═══ DATA ROWS

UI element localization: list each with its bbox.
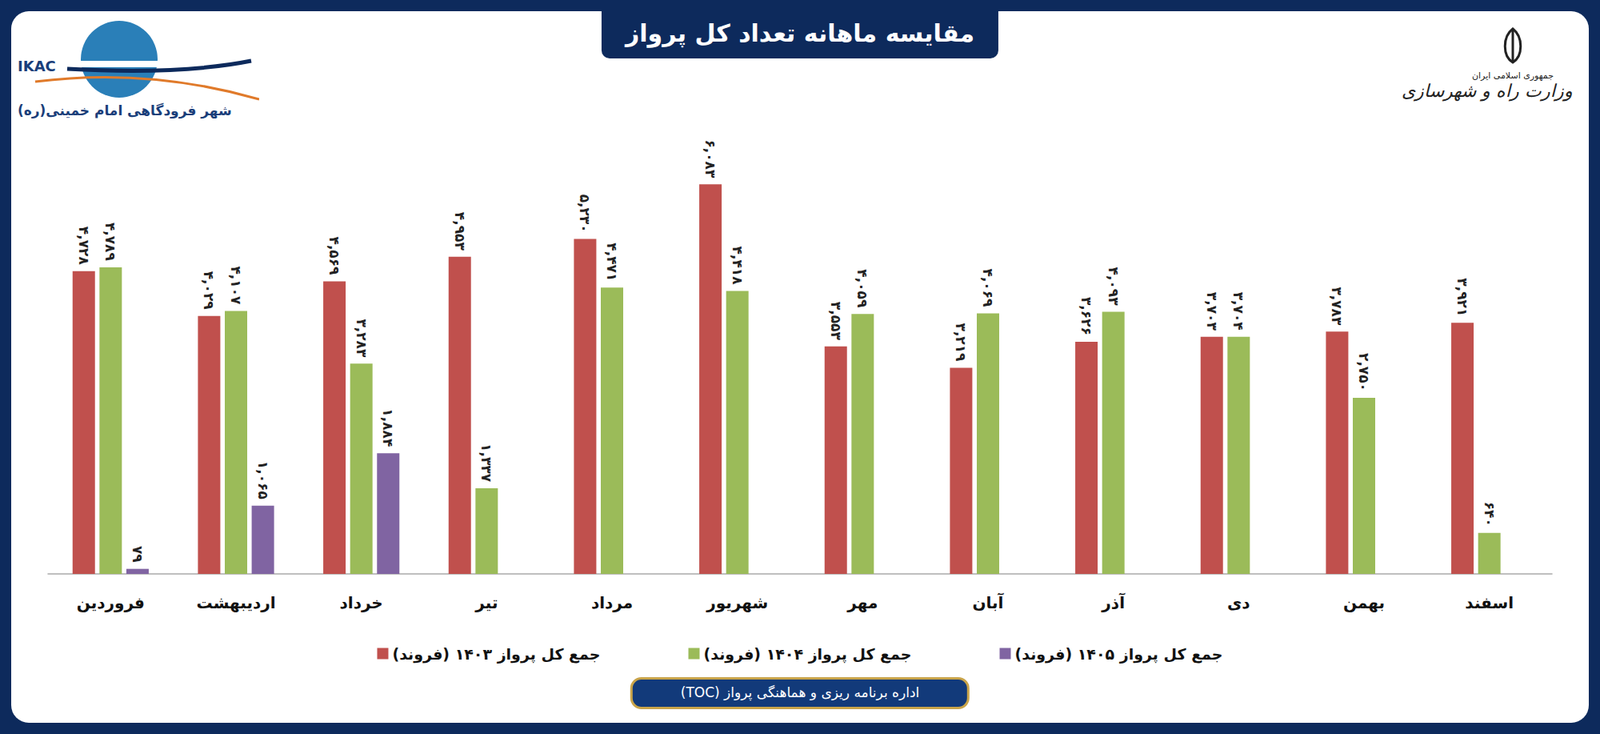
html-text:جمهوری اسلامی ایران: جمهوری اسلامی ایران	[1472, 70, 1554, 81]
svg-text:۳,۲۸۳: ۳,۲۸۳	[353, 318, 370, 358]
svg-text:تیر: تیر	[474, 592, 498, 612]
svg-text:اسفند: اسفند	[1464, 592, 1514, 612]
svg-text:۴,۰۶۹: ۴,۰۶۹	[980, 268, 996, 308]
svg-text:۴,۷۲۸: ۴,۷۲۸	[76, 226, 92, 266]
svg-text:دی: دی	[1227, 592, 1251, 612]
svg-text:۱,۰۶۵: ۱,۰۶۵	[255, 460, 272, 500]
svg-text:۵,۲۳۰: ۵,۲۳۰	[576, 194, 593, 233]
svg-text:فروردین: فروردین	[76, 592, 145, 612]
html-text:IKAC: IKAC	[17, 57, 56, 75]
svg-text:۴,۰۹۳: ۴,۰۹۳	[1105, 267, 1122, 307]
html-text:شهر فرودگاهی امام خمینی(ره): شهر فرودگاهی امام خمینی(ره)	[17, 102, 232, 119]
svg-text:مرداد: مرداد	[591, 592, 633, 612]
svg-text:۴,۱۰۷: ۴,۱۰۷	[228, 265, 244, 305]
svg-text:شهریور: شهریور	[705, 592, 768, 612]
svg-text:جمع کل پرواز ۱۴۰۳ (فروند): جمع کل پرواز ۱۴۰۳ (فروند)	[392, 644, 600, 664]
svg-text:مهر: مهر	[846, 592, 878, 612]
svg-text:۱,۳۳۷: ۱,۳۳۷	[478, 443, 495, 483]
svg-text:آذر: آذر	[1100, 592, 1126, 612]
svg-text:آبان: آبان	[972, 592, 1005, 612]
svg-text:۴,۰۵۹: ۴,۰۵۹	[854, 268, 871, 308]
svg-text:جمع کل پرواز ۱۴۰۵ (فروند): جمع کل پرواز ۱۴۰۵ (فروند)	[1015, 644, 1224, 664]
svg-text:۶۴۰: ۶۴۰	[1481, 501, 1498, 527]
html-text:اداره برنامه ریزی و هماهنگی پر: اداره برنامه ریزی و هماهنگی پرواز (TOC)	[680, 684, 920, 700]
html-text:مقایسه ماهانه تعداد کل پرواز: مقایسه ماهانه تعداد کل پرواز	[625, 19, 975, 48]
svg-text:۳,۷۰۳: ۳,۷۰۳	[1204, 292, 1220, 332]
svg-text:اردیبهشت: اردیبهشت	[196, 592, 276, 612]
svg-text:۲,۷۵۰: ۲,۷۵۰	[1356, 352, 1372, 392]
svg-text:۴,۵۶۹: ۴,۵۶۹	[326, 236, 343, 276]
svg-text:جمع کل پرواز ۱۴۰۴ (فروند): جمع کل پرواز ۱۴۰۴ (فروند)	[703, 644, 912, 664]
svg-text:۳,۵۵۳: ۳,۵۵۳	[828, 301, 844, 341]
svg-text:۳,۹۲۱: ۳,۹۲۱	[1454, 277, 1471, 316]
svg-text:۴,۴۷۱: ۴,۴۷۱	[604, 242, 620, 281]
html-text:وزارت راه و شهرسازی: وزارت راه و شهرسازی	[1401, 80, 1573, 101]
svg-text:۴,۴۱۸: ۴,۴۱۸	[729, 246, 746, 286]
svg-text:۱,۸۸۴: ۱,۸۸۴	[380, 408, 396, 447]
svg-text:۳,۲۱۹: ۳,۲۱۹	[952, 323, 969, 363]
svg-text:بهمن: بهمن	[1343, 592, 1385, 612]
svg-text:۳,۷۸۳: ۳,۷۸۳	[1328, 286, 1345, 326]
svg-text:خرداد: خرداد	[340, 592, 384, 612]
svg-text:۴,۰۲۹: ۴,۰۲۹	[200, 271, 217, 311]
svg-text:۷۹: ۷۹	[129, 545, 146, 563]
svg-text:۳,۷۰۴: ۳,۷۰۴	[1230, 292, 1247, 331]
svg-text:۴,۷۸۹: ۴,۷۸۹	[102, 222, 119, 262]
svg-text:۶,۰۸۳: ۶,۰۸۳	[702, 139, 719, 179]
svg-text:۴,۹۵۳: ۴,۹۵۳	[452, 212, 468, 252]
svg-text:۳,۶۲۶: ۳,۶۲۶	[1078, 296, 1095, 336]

══════
═══ DATA ROWS

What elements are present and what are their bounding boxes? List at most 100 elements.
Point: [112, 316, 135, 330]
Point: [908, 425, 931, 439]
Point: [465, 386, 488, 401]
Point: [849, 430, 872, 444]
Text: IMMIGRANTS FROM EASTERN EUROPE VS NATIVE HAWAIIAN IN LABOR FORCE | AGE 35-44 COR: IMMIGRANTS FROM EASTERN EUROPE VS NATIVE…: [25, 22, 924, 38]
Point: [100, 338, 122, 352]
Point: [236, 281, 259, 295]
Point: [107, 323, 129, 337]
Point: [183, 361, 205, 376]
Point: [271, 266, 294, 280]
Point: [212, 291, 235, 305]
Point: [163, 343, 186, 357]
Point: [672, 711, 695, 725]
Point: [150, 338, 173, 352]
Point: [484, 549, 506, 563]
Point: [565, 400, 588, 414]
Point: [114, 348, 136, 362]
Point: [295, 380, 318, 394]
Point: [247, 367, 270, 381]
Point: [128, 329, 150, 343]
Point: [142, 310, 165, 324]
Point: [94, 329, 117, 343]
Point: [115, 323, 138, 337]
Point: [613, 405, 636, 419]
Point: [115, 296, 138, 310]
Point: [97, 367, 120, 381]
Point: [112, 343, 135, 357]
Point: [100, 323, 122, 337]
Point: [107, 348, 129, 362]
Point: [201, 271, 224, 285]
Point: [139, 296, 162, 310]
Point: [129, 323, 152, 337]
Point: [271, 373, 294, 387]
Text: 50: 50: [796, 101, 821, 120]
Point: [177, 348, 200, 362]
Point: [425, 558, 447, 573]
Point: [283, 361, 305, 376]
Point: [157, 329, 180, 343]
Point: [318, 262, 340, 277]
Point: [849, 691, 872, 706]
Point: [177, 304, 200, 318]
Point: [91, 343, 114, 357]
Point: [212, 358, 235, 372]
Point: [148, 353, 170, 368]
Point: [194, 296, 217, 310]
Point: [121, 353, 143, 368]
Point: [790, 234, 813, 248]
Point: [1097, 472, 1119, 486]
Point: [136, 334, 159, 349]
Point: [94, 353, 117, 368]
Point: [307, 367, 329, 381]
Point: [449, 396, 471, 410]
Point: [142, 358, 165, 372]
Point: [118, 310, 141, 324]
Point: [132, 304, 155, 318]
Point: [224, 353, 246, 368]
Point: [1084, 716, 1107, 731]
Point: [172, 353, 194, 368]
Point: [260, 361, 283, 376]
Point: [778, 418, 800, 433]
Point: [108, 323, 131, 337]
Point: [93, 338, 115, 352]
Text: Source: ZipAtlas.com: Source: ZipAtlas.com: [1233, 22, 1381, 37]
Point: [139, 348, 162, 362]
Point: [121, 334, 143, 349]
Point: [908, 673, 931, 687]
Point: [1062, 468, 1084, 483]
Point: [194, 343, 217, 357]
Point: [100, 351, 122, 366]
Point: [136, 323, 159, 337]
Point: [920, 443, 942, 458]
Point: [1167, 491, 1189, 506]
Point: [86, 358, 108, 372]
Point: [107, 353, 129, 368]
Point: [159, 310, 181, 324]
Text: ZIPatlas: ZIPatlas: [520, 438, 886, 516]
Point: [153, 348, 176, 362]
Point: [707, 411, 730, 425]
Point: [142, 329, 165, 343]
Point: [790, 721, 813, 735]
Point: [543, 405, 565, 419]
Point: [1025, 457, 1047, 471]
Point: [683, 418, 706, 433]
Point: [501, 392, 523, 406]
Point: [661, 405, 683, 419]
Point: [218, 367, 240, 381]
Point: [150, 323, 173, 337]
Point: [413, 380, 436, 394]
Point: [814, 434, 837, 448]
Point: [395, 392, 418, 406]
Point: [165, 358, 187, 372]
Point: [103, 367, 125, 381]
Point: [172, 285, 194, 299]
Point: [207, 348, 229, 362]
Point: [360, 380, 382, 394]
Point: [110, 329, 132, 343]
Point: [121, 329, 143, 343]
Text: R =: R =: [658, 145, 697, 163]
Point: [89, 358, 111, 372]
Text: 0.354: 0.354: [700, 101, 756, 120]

══════

- [WHAT TO WORK ON]
Can you write out the items word for word, starting at the line that contains "What elements are" and ending at the line that contains "Point: [565, 400, 588, 414]", with both of those lines included?

- [TASK RESULT]
What elements are present and what are their bounding boxes? List at most 100 elements.
Point: [112, 316, 135, 330]
Point: [908, 425, 931, 439]
Point: [465, 386, 488, 401]
Point: [849, 430, 872, 444]
Text: IMMIGRANTS FROM EASTERN EUROPE VS NATIVE HAWAIIAN IN LABOR FORCE | AGE 35-44 COR: IMMIGRANTS FROM EASTERN EUROPE VS NATIVE…: [25, 22, 924, 38]
Point: [100, 338, 122, 352]
Point: [236, 281, 259, 295]
Point: [107, 323, 129, 337]
Point: [183, 361, 205, 376]
Point: [271, 266, 294, 280]
Point: [212, 291, 235, 305]
Point: [163, 343, 186, 357]
Point: [672, 711, 695, 725]
Point: [150, 338, 173, 352]
Point: [484, 549, 506, 563]
Point: [565, 400, 588, 414]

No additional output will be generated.